#### Excerpt from a dataset

(begin)

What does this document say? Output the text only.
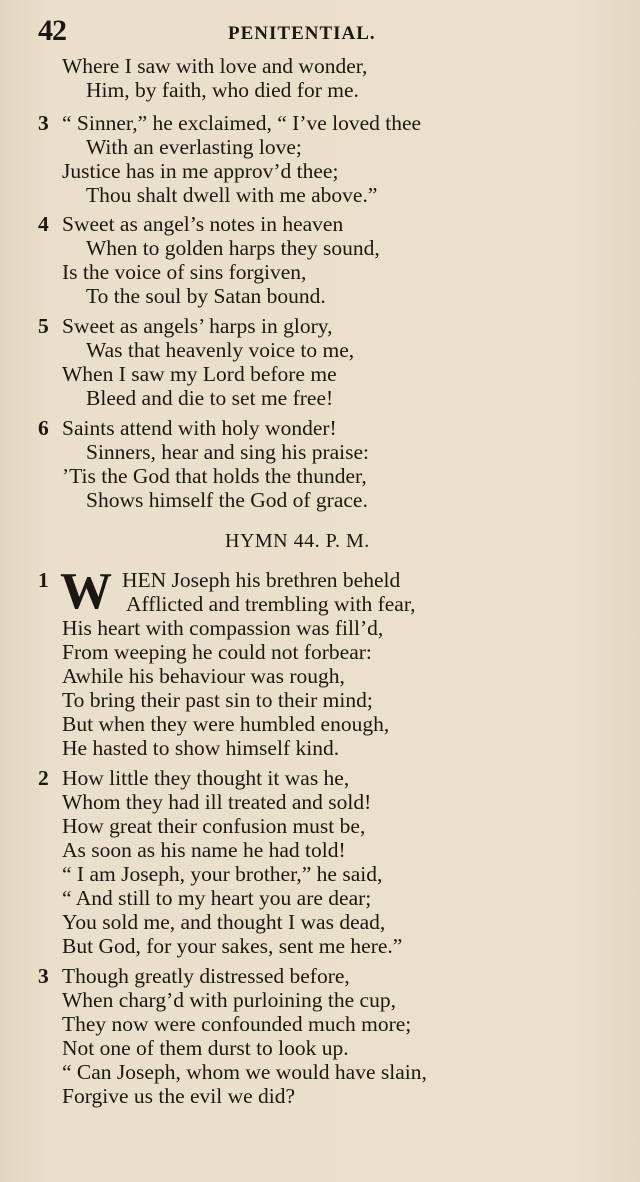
42	PENITENTIAL.
Where I saw with love and wonder,
Him, by faith, who died for me.
3 “ Sinner,” he exclaimed, “ I’ve loved thee
With an everlasting love;
Justice has in me approv’d thee;
Thou shalt dwell with me above.”
4 Sweet as angel’s notes in heaven
When to golden harps they sound,
Is the voice of sins forgiven,
To the soul by Satan bound.
5 Sweet as angels’ harps in glory,
Was that heavenly voice to me,
When I saw my Lord before me
Bleed and die to set me free!
6 Saints attend with holy wonder!
Sinners, hear and sing his praise:
’Tis the God that holds the thunder,
Shows himself the God of grace.
HYMN 44. P. M.
1 W HEN Joseph his brethren beheld
Afflicted and trembling with fear,
His heart with compassion was fill’d,
From weeping he could not forbear:
Awhile his behaviour was rough,
To bring their past sin to their mind;
But when they were humbled enough,
He hasted to show himself kind.
2 How little they thought it was he,
Whom they had ill treated and sold!
How great their confusion must be,
As soon as his name he had told!
“ I am Joseph, your brother,” he said,
“ And still to my heart you are dear;
You sold me, and thought I was dead,
But God, for your sakes, sent me here.”
3 Though greatly distressed before,
When charg’d with purloining the cup,
They now were confounded much more;
Not one of them durst to look up.
“ Can Joseph, whom we would have slain,
Forgive us the evil we did?
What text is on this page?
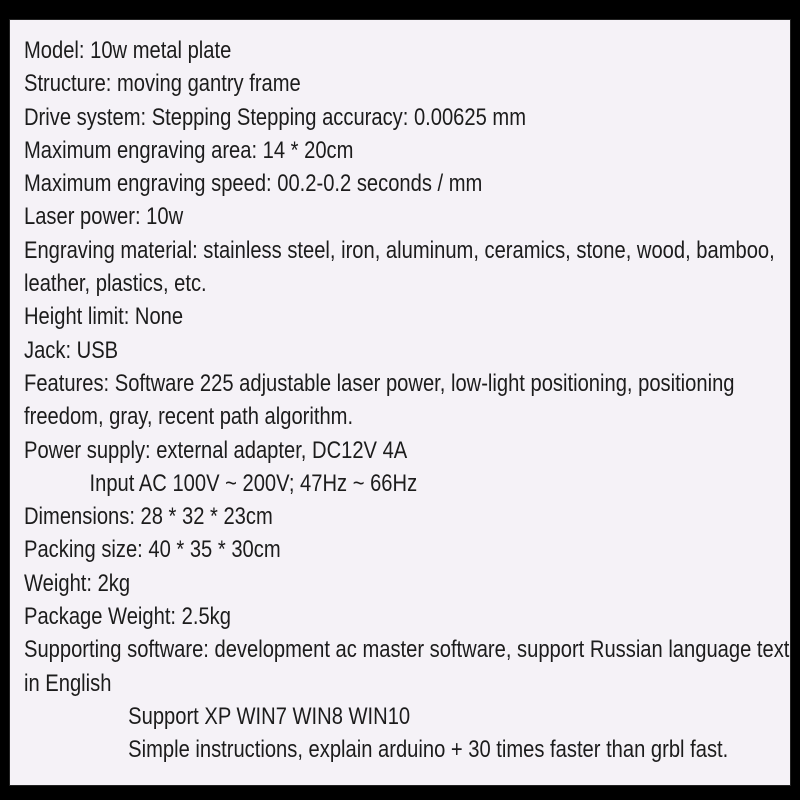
Model: 10w metal plate
Structure: moving gantry frame
Drive system: Stepping Stepping accuracy: 0.00625 mm
Maximum engraving area: 14 * 20cm
Maximum engraving speed: 00.2-0.2 seconds / mm
Laser power: 10w
Engraving material: stainless steel, iron, aluminum, ceramics, stone, wood, bamboo,
leather, plastics, etc.
Height limit: None
Jack: USB
Features: Software 225 adjustable laser power, low-light positioning, positioning
freedom, gray, recent path algorithm.
Power supply: external adapter, DC12V 4A
Input AC 100V ~ 200V; 47Hz ~ 66Hz
Dimensions: 28 * 32 * 23cm
Packing size: 40 * 35 * 30cm
Weight: 2kg
Package Weight: 2.5kg
Supporting software: development ac master software, support Russian language text
in English
Support XP WIN7 WIN8 WIN10
Simple instructions, explain arduino + 30 times faster than grbl fast.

(end)

How many of the lines in the listing above hold the word "wonder"? Report only that figure.

2